**Records provided:**

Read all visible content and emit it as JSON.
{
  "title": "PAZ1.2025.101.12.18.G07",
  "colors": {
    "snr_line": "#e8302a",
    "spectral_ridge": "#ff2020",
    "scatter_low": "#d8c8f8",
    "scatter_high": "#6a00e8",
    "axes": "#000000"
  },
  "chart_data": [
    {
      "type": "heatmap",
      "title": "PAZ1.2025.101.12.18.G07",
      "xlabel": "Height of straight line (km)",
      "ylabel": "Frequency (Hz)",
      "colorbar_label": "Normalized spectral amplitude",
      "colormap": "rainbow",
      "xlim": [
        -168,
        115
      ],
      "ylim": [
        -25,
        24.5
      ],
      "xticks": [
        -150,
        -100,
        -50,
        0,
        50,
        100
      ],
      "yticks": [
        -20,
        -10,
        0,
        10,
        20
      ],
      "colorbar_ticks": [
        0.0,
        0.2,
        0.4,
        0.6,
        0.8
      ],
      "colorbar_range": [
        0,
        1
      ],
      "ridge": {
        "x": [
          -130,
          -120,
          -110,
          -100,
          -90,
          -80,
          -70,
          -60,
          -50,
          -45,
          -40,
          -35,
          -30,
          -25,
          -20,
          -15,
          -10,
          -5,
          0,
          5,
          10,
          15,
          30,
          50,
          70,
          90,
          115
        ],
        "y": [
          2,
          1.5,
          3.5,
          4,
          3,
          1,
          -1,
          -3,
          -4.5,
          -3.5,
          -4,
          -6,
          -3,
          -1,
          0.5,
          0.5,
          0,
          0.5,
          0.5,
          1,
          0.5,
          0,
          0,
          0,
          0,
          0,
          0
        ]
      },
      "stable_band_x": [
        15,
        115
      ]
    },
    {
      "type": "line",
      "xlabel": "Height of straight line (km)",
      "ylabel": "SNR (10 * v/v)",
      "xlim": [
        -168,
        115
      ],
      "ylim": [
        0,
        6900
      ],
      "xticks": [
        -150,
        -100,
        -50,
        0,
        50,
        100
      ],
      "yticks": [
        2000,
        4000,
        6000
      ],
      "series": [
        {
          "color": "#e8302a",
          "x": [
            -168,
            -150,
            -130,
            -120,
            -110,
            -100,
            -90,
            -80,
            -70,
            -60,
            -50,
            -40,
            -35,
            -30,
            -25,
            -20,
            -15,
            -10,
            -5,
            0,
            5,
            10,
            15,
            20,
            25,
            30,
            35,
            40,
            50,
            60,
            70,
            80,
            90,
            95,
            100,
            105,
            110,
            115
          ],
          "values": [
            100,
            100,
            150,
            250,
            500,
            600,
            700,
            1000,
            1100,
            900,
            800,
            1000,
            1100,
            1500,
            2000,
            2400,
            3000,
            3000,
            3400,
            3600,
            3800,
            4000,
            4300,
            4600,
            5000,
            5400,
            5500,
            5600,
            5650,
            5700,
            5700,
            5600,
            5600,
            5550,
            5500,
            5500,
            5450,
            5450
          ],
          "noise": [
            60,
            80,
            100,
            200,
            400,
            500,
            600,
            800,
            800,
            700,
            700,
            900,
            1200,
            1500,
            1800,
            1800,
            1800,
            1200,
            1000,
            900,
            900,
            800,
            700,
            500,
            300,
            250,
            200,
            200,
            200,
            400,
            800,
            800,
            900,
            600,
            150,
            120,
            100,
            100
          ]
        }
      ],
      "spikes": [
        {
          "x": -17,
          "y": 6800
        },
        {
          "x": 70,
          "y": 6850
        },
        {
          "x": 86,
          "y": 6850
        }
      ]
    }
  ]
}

**Given instruction:** From the records above, extract every line exactly as it stands.

**Result:**
Read all visible content and emit it as JSON.
{
  "title": "PAZ1.2025.101.12.18.G07",
  "colors": {
    "snr_line": "#e8302a",
    "spectral_ridge": "#ff2020",
    "scatter_low": "#d8c8f8",
    "scatter_high": "#6a00e8",
    "axes": "#000000"
  },
  "chart_data": [
    {
      "type": "heatmap",
      "title": "PAZ1.2025.101.12.18.G07",
      "xlabel": "Height of straight line (km)",
      "ylabel": "Frequency (Hz)",
      "colorbar_label": "Normalized spectral amplitude",
      "colormap": "rainbow",
      "xlim": [
        -168,
        115
      ],
      "ylim": [
        -25,
        24.5
      ],
      "xticks": [
        -150,
        -100,
        -50,
        0,
        50,
        100
      ],
      "yticks": [
        -20,
        -10,
        0,
        10,
        20
      ],
      "colorbar_ticks": [
        0.0,
        0.2,
        0.4,
        0.6,
        0.8
      ],
      "colorbar_range": [
        0,
        1
      ],
      "ridge": {
        "x": [
          -130,
          -120,
          -110,
          -100,
          -90,
          -80,
          -70,
          -60,
          -50,
          -45,
          -40,
          -35,
          -30,
          -25,
          -20,
          -15,
          -10,
          -5,
          0,
          5,
          10,
          15,
          30,
          50,
          70,
          90,
          115
        ],
        "y": [
          2,
          1.5,
          3.5,
          4,
          3,
          1,
          -1,
          -3,
          -4.5,
          -3.5,
          -4,
          -6,
          -3,
          -1,
          0.5,
          0.5,
          0,
          0.5,
          0.5,
          1,
          0.5,
          0,
          0,
          0,
          0,
          0,
          0
        ]
      },
      "stable_band_x": [
        15,
        115
      ]
    },
    {
      "type": "line",
      "xlabel": "Height of straight line (km)",
      "ylabel": "SNR (10 * v/v)",
      "xlim": [
        -168,
        115
      ],
      "ylim": [
        0,
        6900
      ],
      "xticks": [
        -150,
        -100,
        -50,
        0,
        50,
        100
      ],
      "yticks": [
        2000,
        4000,
        6000
      ],
      "series": [
        {
          "color": "#e8302a",
          "x": [
            -168,
            -150,
            -130,
            -120,
            -110,
            -100,
            -90,
            -80,
            -70,
            -60,
            -50,
            -40,
            -35,
            -30,
            -25,
            -20,
            -15,
            -10,
            -5,
            0,
            5,
            10,
            15,
            20,
            25,
            30,
            35,
            40,
            50,
            60,
            70,
            80,
            90,
            95,
            100,
            105,
            110,
            115
          ],
          "values": [
            100,
            100,
            150,
            250,
            500,
            600,
            700,
            1000,
            1100,
            900,
            800,
            1000,
            1100,
            1500,
            2000,
            2400,
            3000,
            3000,
            3400,
            3600,
            3800,
            4000,
            4300,
            4600,
            5000,
            5400,
            5500,
            5600,
            5650,
            5700,
            5700,
            5600,
            5600,
            5550,
            5500,
            5500,
            5450,
            5450
          ],
          "noise": [
            60,
            80,
            100,
            200,
            400,
            500,
            600,
            800,
            800,
            700,
            700,
            900,
            1200,
            1500,
            1800,
            1800,
            1800,
            1200,
            1000,
            900,
            900,
            800,
            700,
            500,
            300,
            250,
            200,
            200,
            200,
            400,
            800,
            800,
            900,
            600,
            150,
            120,
            100,
            100
          ]
        }
      ],
      "spikes": [
        {
          "x": -17,
          "y": 6800
        },
        {
          "x": 70,
          "y": 6850
        },
        {
          "x": 86,
          "y": 6850
        }
      ]
    }
  ]
}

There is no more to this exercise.